▶ _Written request_: What follows is a block of records; reproduce all of it verbatim.

[Dataset rows about figures]
##########

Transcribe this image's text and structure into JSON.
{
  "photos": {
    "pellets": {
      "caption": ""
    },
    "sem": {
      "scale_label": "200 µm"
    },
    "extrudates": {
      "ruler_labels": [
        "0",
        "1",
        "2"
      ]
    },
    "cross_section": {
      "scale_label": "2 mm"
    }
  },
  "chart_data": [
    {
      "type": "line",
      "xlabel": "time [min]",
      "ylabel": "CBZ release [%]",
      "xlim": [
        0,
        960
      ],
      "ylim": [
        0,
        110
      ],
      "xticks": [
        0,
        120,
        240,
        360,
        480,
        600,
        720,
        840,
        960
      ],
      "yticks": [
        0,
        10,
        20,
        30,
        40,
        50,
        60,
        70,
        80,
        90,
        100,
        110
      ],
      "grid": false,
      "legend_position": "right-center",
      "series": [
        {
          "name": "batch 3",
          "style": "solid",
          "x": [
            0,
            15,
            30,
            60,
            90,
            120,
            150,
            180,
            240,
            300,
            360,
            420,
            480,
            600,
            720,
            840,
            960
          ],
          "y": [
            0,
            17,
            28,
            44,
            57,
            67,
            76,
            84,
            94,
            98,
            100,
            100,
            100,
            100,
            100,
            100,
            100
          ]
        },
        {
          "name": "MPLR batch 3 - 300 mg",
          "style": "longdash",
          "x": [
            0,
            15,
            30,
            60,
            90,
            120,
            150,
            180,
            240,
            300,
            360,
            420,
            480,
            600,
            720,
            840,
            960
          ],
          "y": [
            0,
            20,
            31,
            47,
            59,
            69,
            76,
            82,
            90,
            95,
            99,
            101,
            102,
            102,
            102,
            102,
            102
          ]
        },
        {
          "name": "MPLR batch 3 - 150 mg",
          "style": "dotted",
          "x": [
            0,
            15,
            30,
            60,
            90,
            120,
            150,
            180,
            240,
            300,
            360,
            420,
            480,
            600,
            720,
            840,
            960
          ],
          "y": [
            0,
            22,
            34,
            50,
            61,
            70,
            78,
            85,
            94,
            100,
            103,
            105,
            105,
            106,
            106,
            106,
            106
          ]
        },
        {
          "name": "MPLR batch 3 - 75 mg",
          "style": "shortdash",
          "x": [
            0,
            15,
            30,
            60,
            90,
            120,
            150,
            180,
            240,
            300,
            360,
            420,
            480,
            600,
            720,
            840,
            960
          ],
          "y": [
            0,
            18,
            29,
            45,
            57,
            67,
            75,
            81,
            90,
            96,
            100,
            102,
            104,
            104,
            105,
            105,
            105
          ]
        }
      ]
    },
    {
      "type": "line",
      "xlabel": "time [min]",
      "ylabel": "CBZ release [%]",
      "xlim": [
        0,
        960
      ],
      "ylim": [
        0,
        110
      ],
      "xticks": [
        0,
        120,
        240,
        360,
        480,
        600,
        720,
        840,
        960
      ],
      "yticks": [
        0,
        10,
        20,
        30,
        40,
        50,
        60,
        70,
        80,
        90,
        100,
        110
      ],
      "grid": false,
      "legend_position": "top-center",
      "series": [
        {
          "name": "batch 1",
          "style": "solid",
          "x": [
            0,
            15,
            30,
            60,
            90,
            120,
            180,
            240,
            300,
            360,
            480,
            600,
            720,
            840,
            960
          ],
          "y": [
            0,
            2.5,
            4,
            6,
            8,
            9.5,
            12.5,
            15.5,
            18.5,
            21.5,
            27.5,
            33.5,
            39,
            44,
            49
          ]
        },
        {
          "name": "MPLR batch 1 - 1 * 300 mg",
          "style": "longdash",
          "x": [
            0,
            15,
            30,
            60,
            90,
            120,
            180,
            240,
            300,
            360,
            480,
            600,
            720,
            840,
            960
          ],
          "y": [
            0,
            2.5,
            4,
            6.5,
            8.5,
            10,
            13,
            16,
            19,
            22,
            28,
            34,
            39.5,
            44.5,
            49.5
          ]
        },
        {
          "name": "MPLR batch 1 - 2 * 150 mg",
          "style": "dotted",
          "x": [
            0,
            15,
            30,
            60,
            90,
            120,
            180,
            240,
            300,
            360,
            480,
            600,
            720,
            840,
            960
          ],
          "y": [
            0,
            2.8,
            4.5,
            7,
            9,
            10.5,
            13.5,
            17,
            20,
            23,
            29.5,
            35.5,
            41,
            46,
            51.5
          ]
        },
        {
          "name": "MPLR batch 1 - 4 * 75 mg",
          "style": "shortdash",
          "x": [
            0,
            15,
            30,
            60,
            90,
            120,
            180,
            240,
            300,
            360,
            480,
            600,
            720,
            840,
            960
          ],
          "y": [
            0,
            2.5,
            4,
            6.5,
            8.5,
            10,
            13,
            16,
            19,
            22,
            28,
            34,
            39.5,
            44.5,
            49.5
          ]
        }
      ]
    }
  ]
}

##########

▶ _Reply to the exercise_:
Transcribe this image's text and structure into JSON.
{
  "photos": {
    "pellets": {
      "caption": ""
    },
    "sem": {
      "scale_label": "200 µm"
    },
    "extrudates": {
      "ruler_labels": [
        "0",
        "1",
        "2"
      ]
    },
    "cross_section": {
      "scale_label": "2 mm"
    }
  },
  "chart_data": [
    {
      "type": "line",
      "xlabel": "time [min]",
      "ylabel": "CBZ release [%]",
      "xlim": [
        0,
        960
      ],
      "ylim": [
        0,
        110
      ],
      "xticks": [
        0,
        120,
        240,
        360,
        480,
        600,
        720,
        840,
        960
      ],
      "yticks": [
        0,
        10,
        20,
        30,
        40,
        50,
        60,
        70,
        80,
        90,
        100,
        110
      ],
      "grid": false,
      "legend_position": "right-center",
      "series": [
        {
          "name": "batch 3",
          "style": "solid",
          "x": [
            0,
            15,
            30,
            60,
            90,
            120,
            150,
            180,
            240,
            300,
            360,
            420,
            480,
            600,
            720,
            840,
            960
          ],
          "y": [
            0,
            17,
            28,
            44,
            57,
            67,
            76,
            84,
            94,
            98,
            100,
            100,
            100,
            100,
            100,
            100,
            100
          ]
        },
        {
          "name": "MPLR batch 3 - 300 mg",
          "style": "longdash",
          "x": [
            0,
            15,
            30,
            60,
            90,
            120,
            150,
            180,
            240,
            300,
            360,
            420,
            480,
            600,
            720,
            840,
            960
          ],
          "y": [
            0,
            20,
            31,
            47,
            59,
            69,
            76,
            82,
            90,
            95,
            99,
            101,
            102,
            102,
            102,
            102,
            102
          ]
        },
        {
          "name": "MPLR batch 3 - 150 mg",
          "style": "dotted",
          "x": [
            0,
            15,
            30,
            60,
            90,
            120,
            150,
            180,
            240,
            300,
            360,
            420,
            480,
            600,
            720,
            840,
            960
          ],
          "y": [
            0,
            22,
            34,
            50,
            61,
            70,
            78,
            85,
            94,
            100,
            103,
            105,
            105,
            106,
            106,
            106,
            106
          ]
        },
        {
          "name": "MPLR batch 3 - 75 mg",
          "style": "shortdash",
          "x": [
            0,
            15,
            30,
            60,
            90,
            120,
            150,
            180,
            240,
            300,
            360,
            420,
            480,
            600,
            720,
            840,
            960
          ],
          "y": [
            0,
            18,
            29,
            45,
            57,
            67,
            75,
            81,
            90,
            96,
            100,
            102,
            104,
            104,
            105,
            105,
            105
          ]
        }
      ]
    },
    {
      "type": "line",
      "xlabel": "time [min]",
      "ylabel": "CBZ release [%]",
      "xlim": [
        0,
        960
      ],
      "ylim": [
        0,
        110
      ],
      "xticks": [
        0,
        120,
        240,
        360,
        480,
        600,
        720,
        840,
        960
      ],
      "yticks": [
        0,
        10,
        20,
        30,
        40,
        50,
        60,
        70,
        80,
        90,
        100,
        110
      ],
      "grid": false,
      "legend_position": "top-center",
      "series": [
        {
          "name": "batch 1",
          "style": "solid",
          "x": [
            0,
            15,
            30,
            60,
            90,
            120,
            180,
            240,
            300,
            360,
            480,
            600,
            720,
            840,
            960
          ],
          "y": [
            0,
            2.5,
            4,
            6,
            8,
            9.5,
            12.5,
            15.5,
            18.5,
            21.5,
            27.5,
            33.5,
            39,
            44,
            49
          ]
        },
        {
          "name": "MPLR batch 1 - 1 * 300 mg",
          "style": "longdash",
          "x": [
            0,
            15,
            30,
            60,
            90,
            120,
            180,
            240,
            300,
            360,
            480,
            600,
            720,
            840,
            960
          ],
          "y": [
            0,
            2.5,
            4,
            6.5,
            8.5,
            10,
            13,
            16,
            19,
            22,
            28,
            34,
            39.5,
            44.5,
            49.5
          ]
        },
        {
          "name": "MPLR batch 1 - 2 * 150 mg",
          "style": "dotted",
          "x": [
            0,
            15,
            30,
            60,
            90,
            120,
            180,
            240,
            300,
            360,
            480,
            600,
            720,
            840,
            960
          ],
          "y": [
            0,
            2.8,
            4.5,
            7,
            9,
            10.5,
            13.5,
            17,
            20,
            23,
            29.5,
            35.5,
            41,
            46,
            51.5
          ]
        },
        {
          "name": "MPLR batch 1 - 4 * 75 mg",
          "style": "shortdash",
          "x": [
            0,
            15,
            30,
            60,
            90,
            120,
            180,
            240,
            300,
            360,
            480,
            600,
            720,
            840,
            960
          ],
          "y": [
            0,
            2.5,
            4,
            6.5,
            8.5,
            10,
            13,
            16,
            19,
            22,
            28,
            34,
            39.5,
            44.5,
            49.5
          ]
        }
      ]
    }
  ]
}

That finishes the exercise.